O capítulo 5 analisa a política da administração Clinton na gestão do regime dólar-Wall Street. Partindo do inventário dos instrumentos políticos, econômicos, financeiros, militares e ideológicos disponíveis à Washington, Gowan debate a forma como o governo norte-americano enfrentou e enfrenta dois desafios, o monetário-financeiro (a formação do euro como moeda capaz de deslocar o lugar do dólar) e o surgimento de um novo centro produtivo (resultado da simbiose do capitalismo japonês com o centro de crescimento do leste e sudeste da Ásia, única região do mundo com uma acumulação realmente dinâmica). A administração Clinton colocou, então, seu foco estratégico na Ásia e utilizou o regime dólar-Wall Street contra as economias da região.

• **LINHAS DE DADOS**:
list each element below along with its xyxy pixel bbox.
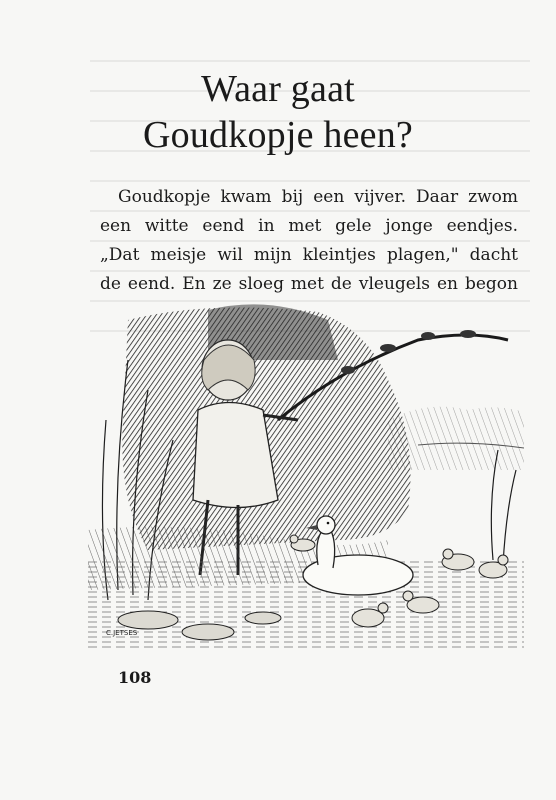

• **DESCRIÇÃO DO PROBLEMA**:
Continue o trecho sobre a administração Clinton e o regime dólar-Wall Street a partir da última frase.

• **RESPOSTA ESCRITA**:
O sexto capítulo é a análise da crise asiática de 1997-1998, mostrando como os Estados Unidos pressionaram para abrir a economia dos países da Ásia mais vulneráveis aos movimentos de capitais, a Tailândia, a Indonésia e a Coréia do Sul, até mergulhar toda a região em um súbito declínio. O governo Clinton se recusou a estabilizar os sistemas financeiros e as moedas e manteve o FMI em uma coleira e ainda desmontou, com o apoio dos governos europeus, uma proposta japonesa (com apoio chinês) de criação de um Fundo Monetário Asiático. A intervenção dos Estados Unidos no caso da Coréia do Sul foi particularmente reveladora: sob a tutela direta do Departamento do Tesouro, o FMI impôs um programa de reestruturação do capitalismo coreano, visando eliminar o “dirigismo estatal” e liberalizar sistematicamente sua economia. Ele foi só parcialmente bem-sucedido, e teve de ser afinal abandonado quando a crise contaminou toda a região e se espalhou para a Rússia e a América Latina. Mas o revelador é como “o governo dos Estados Unidos procurou utilizar o pânico dos mercados, lidando com a moeda coreana e a dívida como uma alavanca política para favorecer seus objetivos políticos na Coréia” (p. 173).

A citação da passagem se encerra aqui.